• [Instructions for the task]:
Report how many lines hold the string "Local". Give the number and nothing else.

• [Available records]:

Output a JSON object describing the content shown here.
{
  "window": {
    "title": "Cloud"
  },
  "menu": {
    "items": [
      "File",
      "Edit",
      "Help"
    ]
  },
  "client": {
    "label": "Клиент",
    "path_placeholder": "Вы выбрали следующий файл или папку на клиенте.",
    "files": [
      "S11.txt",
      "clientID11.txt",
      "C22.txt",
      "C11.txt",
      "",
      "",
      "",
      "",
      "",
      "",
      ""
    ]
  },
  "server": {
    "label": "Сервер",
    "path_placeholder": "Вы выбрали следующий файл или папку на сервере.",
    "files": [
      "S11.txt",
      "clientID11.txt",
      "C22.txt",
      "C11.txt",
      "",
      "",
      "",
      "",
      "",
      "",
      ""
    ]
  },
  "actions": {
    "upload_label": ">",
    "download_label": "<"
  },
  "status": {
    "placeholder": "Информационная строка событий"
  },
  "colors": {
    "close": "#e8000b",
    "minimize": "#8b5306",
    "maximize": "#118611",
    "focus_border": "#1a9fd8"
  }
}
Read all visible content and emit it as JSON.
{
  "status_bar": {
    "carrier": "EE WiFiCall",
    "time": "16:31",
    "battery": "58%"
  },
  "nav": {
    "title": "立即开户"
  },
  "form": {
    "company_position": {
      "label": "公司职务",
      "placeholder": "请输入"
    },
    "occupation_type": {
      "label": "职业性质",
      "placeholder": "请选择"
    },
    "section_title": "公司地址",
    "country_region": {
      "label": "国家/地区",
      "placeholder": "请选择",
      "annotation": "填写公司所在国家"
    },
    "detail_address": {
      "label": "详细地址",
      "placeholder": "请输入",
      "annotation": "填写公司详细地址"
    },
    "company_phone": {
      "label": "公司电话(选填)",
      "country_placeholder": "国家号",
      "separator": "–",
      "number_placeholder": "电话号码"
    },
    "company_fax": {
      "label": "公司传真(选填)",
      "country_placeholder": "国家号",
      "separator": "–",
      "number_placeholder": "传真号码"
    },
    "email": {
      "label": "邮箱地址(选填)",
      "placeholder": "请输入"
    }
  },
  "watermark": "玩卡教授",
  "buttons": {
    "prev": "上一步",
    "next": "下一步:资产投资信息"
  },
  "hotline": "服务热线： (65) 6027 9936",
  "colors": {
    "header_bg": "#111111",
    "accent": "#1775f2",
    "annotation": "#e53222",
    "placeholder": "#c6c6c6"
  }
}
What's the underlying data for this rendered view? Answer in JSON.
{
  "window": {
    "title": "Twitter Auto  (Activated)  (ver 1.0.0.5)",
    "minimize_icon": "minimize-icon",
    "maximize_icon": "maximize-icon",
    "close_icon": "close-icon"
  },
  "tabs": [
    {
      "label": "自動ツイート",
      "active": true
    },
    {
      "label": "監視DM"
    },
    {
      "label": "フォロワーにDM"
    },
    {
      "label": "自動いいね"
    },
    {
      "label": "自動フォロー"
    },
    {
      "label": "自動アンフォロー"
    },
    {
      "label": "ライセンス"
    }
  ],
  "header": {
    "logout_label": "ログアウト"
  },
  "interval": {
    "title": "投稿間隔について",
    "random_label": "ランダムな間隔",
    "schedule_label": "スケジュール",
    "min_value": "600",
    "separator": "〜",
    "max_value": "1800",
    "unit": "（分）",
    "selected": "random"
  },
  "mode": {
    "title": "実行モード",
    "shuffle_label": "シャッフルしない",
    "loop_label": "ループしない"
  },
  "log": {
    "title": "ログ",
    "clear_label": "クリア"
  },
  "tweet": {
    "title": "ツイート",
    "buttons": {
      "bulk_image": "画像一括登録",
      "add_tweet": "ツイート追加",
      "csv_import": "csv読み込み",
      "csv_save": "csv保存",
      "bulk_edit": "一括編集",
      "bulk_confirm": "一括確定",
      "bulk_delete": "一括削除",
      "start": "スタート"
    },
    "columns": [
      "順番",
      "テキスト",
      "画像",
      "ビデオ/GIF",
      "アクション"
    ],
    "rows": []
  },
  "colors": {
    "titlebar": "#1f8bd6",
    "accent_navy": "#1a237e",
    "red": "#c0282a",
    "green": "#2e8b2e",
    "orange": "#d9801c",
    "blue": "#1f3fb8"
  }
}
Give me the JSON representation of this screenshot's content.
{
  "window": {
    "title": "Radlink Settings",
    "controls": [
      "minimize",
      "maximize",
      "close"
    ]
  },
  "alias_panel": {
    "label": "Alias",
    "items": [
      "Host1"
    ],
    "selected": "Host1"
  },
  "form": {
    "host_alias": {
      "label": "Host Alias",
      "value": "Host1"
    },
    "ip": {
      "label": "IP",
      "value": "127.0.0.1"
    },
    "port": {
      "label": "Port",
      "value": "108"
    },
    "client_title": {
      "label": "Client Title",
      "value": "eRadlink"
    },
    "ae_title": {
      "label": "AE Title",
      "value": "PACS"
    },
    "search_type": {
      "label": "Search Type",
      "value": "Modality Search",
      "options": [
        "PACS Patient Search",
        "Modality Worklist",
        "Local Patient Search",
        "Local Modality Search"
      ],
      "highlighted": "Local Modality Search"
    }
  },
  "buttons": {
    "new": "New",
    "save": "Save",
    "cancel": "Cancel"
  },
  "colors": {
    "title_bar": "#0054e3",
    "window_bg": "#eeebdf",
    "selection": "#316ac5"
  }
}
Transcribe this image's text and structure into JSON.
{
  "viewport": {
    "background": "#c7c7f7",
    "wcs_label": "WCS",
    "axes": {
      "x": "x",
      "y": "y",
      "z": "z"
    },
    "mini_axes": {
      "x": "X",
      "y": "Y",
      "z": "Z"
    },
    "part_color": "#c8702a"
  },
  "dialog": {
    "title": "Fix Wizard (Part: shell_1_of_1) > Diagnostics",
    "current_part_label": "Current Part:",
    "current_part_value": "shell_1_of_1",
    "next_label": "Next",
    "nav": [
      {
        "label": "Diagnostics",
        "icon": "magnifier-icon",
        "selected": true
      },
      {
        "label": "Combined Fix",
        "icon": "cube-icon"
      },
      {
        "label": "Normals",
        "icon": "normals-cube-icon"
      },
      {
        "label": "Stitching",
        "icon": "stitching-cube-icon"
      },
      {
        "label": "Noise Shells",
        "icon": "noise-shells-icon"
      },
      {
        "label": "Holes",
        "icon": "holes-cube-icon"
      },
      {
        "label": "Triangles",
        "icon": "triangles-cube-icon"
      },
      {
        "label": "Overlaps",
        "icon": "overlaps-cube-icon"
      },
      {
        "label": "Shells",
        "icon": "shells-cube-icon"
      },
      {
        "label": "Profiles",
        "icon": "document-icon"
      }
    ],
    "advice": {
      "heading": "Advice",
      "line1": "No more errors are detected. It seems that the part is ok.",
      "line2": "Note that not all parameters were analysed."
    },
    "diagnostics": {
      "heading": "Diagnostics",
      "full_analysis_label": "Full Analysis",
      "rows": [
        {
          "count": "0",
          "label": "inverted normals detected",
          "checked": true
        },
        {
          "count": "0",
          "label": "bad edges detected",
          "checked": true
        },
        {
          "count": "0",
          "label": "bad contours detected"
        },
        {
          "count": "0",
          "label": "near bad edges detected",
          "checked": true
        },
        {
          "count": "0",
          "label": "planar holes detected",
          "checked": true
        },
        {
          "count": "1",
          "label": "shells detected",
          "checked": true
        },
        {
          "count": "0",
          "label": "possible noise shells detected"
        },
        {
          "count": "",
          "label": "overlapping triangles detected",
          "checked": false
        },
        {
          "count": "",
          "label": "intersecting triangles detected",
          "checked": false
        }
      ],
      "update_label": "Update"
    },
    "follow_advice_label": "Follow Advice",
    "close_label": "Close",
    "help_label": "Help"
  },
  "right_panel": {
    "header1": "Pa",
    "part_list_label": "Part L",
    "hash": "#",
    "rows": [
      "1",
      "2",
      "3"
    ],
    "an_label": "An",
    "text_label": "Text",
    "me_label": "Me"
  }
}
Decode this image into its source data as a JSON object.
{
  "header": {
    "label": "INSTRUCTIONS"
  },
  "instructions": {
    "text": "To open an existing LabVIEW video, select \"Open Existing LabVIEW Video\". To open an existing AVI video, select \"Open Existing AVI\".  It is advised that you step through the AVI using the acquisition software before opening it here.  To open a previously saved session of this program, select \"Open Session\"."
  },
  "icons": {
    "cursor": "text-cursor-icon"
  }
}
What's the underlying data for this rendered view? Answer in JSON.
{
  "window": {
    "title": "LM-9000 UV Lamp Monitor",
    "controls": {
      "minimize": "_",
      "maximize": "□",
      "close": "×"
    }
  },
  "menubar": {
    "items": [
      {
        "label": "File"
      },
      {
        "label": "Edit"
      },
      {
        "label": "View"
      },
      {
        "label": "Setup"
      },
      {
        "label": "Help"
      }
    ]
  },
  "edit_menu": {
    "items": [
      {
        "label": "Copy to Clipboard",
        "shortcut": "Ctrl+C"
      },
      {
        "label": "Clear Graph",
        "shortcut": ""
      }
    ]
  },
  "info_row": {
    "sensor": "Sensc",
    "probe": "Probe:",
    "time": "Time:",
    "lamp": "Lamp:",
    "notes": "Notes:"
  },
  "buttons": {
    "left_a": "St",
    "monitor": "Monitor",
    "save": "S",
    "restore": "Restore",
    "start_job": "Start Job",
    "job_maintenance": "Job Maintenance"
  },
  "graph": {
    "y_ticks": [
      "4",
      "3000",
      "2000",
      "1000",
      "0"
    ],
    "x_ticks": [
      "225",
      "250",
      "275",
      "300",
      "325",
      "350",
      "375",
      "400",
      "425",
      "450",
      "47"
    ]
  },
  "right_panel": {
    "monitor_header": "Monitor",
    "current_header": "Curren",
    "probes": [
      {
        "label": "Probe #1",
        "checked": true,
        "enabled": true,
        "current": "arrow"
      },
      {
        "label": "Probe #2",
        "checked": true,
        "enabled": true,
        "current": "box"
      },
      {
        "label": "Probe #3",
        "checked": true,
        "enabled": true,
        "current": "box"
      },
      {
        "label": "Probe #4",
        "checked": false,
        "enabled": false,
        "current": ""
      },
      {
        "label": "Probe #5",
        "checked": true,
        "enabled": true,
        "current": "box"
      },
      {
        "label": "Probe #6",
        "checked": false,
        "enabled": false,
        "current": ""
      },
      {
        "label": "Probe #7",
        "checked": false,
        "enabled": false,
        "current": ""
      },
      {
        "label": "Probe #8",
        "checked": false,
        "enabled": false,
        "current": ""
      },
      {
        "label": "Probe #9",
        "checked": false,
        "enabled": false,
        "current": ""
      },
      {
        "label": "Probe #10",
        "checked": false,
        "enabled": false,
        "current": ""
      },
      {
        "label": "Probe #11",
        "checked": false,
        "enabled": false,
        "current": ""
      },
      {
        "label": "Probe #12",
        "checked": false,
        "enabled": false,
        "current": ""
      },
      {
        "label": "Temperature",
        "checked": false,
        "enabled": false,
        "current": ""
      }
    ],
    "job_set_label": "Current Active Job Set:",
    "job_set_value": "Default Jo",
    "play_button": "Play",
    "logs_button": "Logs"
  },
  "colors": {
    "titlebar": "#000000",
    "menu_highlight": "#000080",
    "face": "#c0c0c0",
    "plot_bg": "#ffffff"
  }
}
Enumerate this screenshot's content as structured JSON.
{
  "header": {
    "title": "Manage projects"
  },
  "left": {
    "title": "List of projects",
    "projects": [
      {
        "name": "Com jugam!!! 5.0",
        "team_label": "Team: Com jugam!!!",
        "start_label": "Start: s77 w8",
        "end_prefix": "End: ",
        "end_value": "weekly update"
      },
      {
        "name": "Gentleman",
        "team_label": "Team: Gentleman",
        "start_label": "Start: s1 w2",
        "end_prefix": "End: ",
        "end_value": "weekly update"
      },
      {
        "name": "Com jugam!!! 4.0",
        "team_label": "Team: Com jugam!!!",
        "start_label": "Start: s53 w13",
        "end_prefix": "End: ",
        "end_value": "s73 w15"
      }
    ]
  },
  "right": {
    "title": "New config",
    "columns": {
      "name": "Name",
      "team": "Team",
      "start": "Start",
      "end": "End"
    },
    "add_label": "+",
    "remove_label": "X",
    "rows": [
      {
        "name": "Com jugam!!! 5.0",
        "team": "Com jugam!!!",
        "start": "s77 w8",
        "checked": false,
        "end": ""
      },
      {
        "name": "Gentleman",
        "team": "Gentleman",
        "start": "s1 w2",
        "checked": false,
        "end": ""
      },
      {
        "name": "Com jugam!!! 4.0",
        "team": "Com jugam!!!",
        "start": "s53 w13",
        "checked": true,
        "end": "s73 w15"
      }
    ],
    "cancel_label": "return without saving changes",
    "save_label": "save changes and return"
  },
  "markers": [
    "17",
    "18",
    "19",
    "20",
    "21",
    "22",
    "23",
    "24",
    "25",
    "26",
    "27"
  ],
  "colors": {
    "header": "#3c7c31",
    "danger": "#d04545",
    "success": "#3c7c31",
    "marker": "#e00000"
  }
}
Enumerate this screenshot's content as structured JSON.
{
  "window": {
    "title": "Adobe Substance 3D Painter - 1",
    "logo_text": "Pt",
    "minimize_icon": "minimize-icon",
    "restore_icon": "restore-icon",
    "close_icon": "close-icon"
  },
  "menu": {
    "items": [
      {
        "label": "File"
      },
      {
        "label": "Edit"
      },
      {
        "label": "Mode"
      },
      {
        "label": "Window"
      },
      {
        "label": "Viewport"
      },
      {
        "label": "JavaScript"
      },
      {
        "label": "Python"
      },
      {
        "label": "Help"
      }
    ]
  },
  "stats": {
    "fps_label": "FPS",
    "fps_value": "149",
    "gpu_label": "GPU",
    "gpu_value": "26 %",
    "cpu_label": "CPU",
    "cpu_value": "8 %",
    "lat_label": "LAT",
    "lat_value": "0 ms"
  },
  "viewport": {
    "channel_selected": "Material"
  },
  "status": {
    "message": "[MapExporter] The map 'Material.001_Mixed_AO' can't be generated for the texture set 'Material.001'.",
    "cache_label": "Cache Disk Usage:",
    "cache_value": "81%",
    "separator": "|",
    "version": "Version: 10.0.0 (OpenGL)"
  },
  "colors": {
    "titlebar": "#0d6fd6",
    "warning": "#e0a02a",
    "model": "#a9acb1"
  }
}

• [Exercise solution]:
3